PROBLEM TO SOLVE
Repeat all the material exactly; pictures stay out of your copy.

RECORDS PROVIDED
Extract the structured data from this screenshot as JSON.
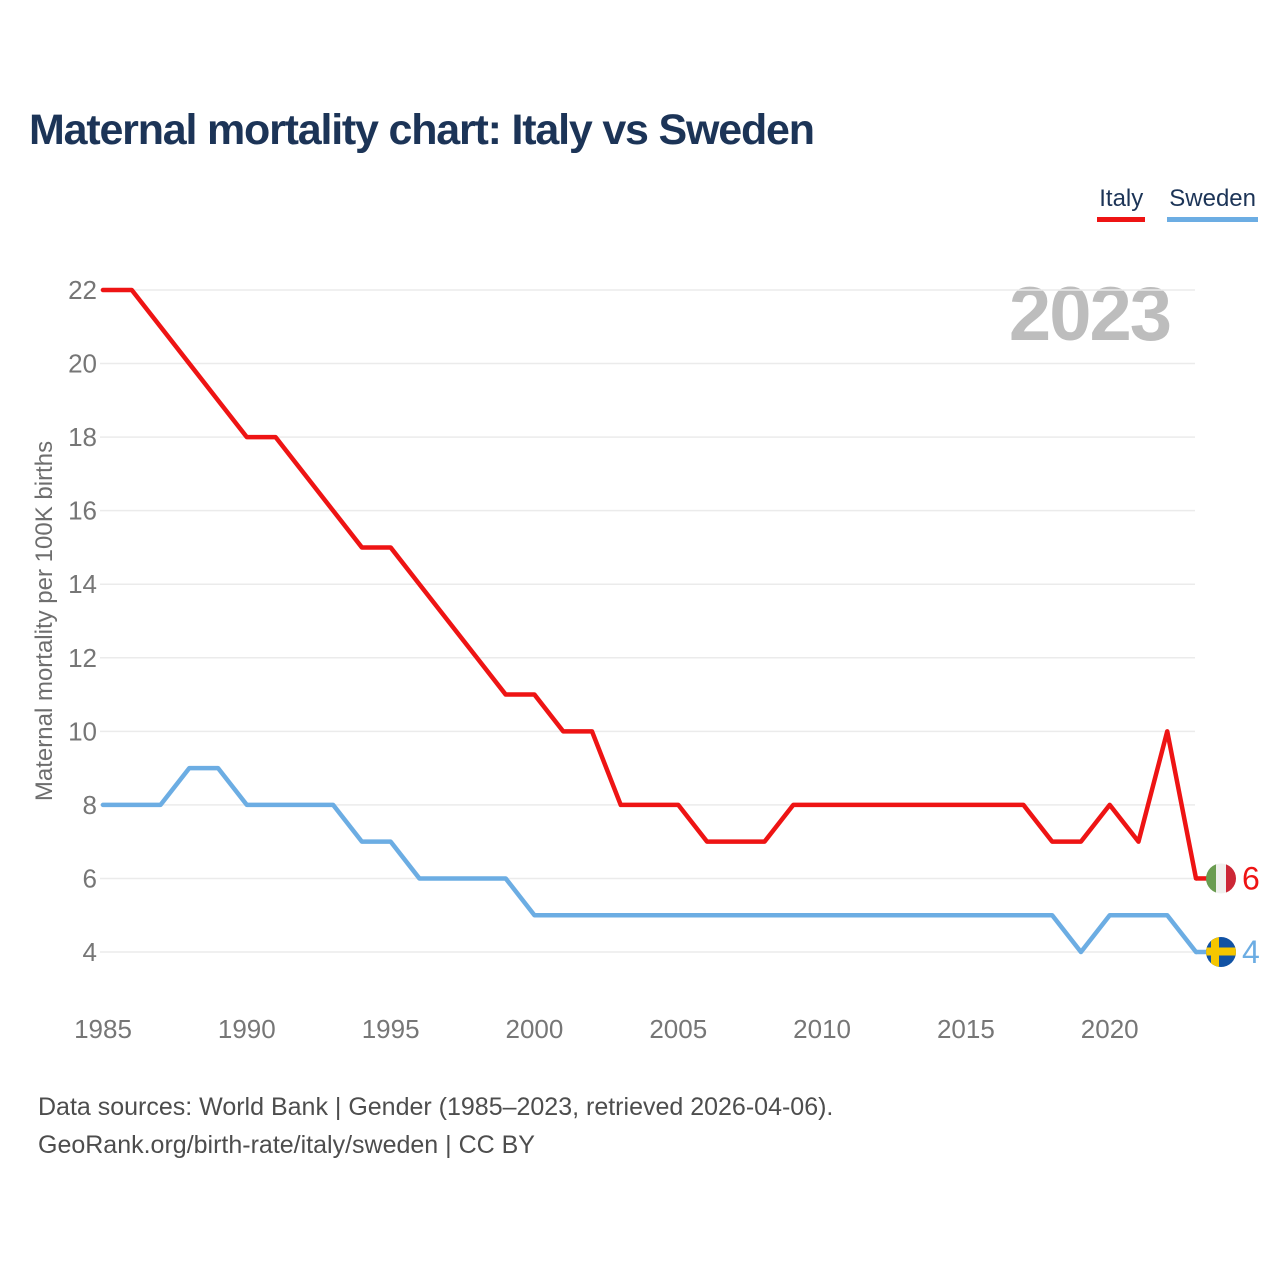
{
  "header": {
    "title": "Maternal mortality chart: Italy vs Sweden"
  },
  "legend": {
    "items": [
      {
        "label": "Italy",
        "color": "#ee1414"
      },
      {
        "label": "Sweden",
        "color": "#6cade3"
      }
    ]
  },
  "chart_data": {
    "type": "line",
    "title": "Maternal mortality chart: Italy vs Sweden",
    "xlabel": "",
    "ylabel": "Maternal mortality per 100K births",
    "watermark": "2023",
    "grid": "horizontal",
    "legend_position": "top-right",
    "ylim": [
      4,
      22
    ],
    "y_ticks": [
      4,
      6,
      8,
      10,
      12,
      14,
      16,
      18,
      20,
      22
    ],
    "x_ticks": [
      1985,
      1990,
      1995,
      2000,
      2005,
      2010,
      2015,
      2020
    ],
    "x": [
      1985,
      1986,
      1987,
      1988,
      1989,
      1990,
      1991,
      1992,
      1993,
      1994,
      1995,
      1996,
      1997,
      1998,
      1999,
      2000,
      2001,
      2002,
      2003,
      2004,
      2005,
      2006,
      2007,
      2008,
      2009,
      2010,
      2011,
      2012,
      2013,
      2014,
      2015,
      2016,
      2017,
      2018,
      2019,
      2020,
      2021,
      2022,
      2023
    ],
    "series": [
      {
        "name": "Italy",
        "color": "#ee1414",
        "end_label": "6",
        "flag": "italy",
        "values": [
          22,
          22,
          21,
          20,
          19,
          18,
          18,
          17,
          16,
          15,
          15,
          14,
          13,
          12,
          11,
          11,
          10,
          10,
          8,
          8,
          8,
          7,
          7,
          7,
          8,
          8,
          8,
          8,
          8,
          8,
          8,
          8,
          8,
          7,
          7,
          8,
          7,
          10,
          6
        ]
      },
      {
        "name": "Sweden",
        "color": "#6cade3",
        "end_label": "4",
        "flag": "sweden",
        "values": [
          8,
          8,
          8,
          9,
          9,
          8,
          8,
          8,
          8,
          7,
          7,
          6,
          6,
          6,
          6,
          5,
          5,
          5,
          5,
          5,
          5,
          5,
          5,
          5,
          5,
          5,
          5,
          5,
          5,
          5,
          5,
          5,
          5,
          5,
          4,
          5,
          5,
          5,
          4
        ]
      }
    ],
    "flag_colors": {
      "italy": {
        "stripes": [
          "#6a9c50",
          "#f0f0ee",
          "#cc2736"
        ]
      },
      "sweden": {
        "bg": "#1152a4",
        "cross": "#f5c600"
      }
    }
  },
  "footer": {
    "line1": "Data sources: World Bank | Gender (1985–2023, retrieved 2026-04-06).",
    "line2": "GeoRank.org/birth-rate/italy/sweden | CC BY"
  }
}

RESPONSE TO THIS EXERCISE
Extract the structured data from this screenshot as JSON.
{
  "header": {
    "title": "Maternal mortality chart: Italy vs Sweden"
  },
  "legend": {
    "items": [
      {
        "label": "Italy",
        "color": "#ee1414"
      },
      {
        "label": "Sweden",
        "color": "#6cade3"
      }
    ]
  },
  "chart_data": {
    "type": "line",
    "title": "Maternal mortality chart: Italy vs Sweden",
    "xlabel": "",
    "ylabel": "Maternal mortality per 100K births",
    "watermark": "2023",
    "grid": "horizontal",
    "legend_position": "top-right",
    "ylim": [
      4,
      22
    ],
    "y_ticks": [
      4,
      6,
      8,
      10,
      12,
      14,
      16,
      18,
      20,
      22
    ],
    "x_ticks": [
      1985,
      1990,
      1995,
      2000,
      2005,
      2010,
      2015,
      2020
    ],
    "x": [
      1985,
      1986,
      1987,
      1988,
      1989,
      1990,
      1991,
      1992,
      1993,
      1994,
      1995,
      1996,
      1997,
      1998,
      1999,
      2000,
      2001,
      2002,
      2003,
      2004,
      2005,
      2006,
      2007,
      2008,
      2009,
      2010,
      2011,
      2012,
      2013,
      2014,
      2015,
      2016,
      2017,
      2018,
      2019,
      2020,
      2021,
      2022,
      2023
    ],
    "series": [
      {
        "name": "Italy",
        "color": "#ee1414",
        "end_label": "6",
        "flag": "italy",
        "values": [
          22,
          22,
          21,
          20,
          19,
          18,
          18,
          17,
          16,
          15,
          15,
          14,
          13,
          12,
          11,
          11,
          10,
          10,
          8,
          8,
          8,
          7,
          7,
          7,
          8,
          8,
          8,
          8,
          8,
          8,
          8,
          8,
          8,
          7,
          7,
          8,
          7,
          10,
          6
        ]
      },
      {
        "name": "Sweden",
        "color": "#6cade3",
        "end_label": "4",
        "flag": "sweden",
        "values": [
          8,
          8,
          8,
          9,
          9,
          8,
          8,
          8,
          8,
          7,
          7,
          6,
          6,
          6,
          6,
          5,
          5,
          5,
          5,
          5,
          5,
          5,
          5,
          5,
          5,
          5,
          5,
          5,
          5,
          5,
          5,
          5,
          5,
          5,
          4,
          5,
          5,
          5,
          4
        ]
      }
    ],
    "flag_colors": {
      "italy": {
        "stripes": [
          "#6a9c50",
          "#f0f0ee",
          "#cc2736"
        ]
      },
      "sweden": {
        "bg": "#1152a4",
        "cross": "#f5c600"
      }
    }
  },
  "footer": {
    "line1": "Data sources: World Bank | Gender (1985–2023, retrieved 2026-04-06).",
    "line2": "GeoRank.org/birth-rate/italy/sweden | CC BY"
  }
}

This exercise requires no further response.